# [TASK OBJECTIVE]
Check each line of the records below and collect those that include the word "очистки".

# [LISTED ENTRIES]

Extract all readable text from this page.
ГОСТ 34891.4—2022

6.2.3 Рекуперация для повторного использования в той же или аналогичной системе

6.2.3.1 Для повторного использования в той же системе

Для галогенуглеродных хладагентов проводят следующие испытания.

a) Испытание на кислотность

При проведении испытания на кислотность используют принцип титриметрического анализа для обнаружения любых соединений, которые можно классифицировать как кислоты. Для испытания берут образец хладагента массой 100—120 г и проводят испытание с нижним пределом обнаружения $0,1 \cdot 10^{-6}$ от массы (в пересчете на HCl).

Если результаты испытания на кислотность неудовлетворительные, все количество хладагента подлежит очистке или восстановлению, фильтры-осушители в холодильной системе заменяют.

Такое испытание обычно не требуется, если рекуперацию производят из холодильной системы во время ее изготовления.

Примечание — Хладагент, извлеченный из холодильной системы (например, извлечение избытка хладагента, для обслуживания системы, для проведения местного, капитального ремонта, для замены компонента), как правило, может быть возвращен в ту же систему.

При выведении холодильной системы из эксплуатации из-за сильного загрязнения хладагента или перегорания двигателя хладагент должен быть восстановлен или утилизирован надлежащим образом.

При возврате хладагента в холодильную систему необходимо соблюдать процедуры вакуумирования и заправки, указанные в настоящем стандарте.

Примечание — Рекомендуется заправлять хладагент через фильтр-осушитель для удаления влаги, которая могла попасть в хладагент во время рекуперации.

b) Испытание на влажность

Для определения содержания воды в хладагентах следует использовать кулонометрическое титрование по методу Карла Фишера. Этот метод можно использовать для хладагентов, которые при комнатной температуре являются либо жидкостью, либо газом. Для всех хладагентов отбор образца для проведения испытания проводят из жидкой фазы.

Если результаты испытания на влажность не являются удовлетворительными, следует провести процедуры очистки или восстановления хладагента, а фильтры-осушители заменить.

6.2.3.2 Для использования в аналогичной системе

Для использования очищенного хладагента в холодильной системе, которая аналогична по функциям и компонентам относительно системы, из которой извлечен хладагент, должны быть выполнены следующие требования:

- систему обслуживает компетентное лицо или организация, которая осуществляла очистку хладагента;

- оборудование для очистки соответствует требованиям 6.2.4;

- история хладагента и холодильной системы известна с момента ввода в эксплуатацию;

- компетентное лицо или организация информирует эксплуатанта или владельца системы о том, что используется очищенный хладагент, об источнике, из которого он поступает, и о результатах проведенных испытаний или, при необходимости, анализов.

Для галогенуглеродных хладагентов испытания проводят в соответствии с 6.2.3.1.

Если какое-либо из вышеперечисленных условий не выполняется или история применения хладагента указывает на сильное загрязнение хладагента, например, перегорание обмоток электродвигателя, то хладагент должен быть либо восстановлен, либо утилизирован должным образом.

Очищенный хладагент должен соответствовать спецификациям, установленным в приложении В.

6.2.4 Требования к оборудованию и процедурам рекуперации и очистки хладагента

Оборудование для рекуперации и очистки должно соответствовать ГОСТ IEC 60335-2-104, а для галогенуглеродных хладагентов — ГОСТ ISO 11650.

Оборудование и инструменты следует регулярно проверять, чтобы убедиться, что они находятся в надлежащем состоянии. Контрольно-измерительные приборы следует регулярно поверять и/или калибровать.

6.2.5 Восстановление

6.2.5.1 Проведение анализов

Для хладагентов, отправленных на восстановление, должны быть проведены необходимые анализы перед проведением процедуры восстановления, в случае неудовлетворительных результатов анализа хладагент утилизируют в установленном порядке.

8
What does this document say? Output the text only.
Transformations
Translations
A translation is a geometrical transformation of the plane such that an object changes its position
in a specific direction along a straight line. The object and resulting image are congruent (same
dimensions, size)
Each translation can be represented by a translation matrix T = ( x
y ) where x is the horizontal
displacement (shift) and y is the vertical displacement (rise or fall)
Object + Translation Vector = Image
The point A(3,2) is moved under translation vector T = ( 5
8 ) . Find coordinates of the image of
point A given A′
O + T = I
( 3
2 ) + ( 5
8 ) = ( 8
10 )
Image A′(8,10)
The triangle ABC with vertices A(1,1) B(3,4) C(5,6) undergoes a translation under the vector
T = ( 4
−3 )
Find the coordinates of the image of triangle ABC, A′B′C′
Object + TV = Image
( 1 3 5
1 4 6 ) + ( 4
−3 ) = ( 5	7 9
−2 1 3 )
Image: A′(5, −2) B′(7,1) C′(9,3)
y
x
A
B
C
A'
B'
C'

# [WRITTEN SOLUTION]
Если результаты испытания на влажность не являются удовлетворительными, следует провести процедуры очистки или восстановления хладагента, а фильтры-осушители заменить.
- оборудование для очистки соответствует требованиям 6.2.4;
6.2.4 Требования к оборудованию и процедурам рекуперации и очистки хладагента
Оборудование для рекуперации и очистки должно соответствовать ГОСТ IEC 60335-2-104, а для галогенуглеродных хладагентов — ГОСТ ISO 11650.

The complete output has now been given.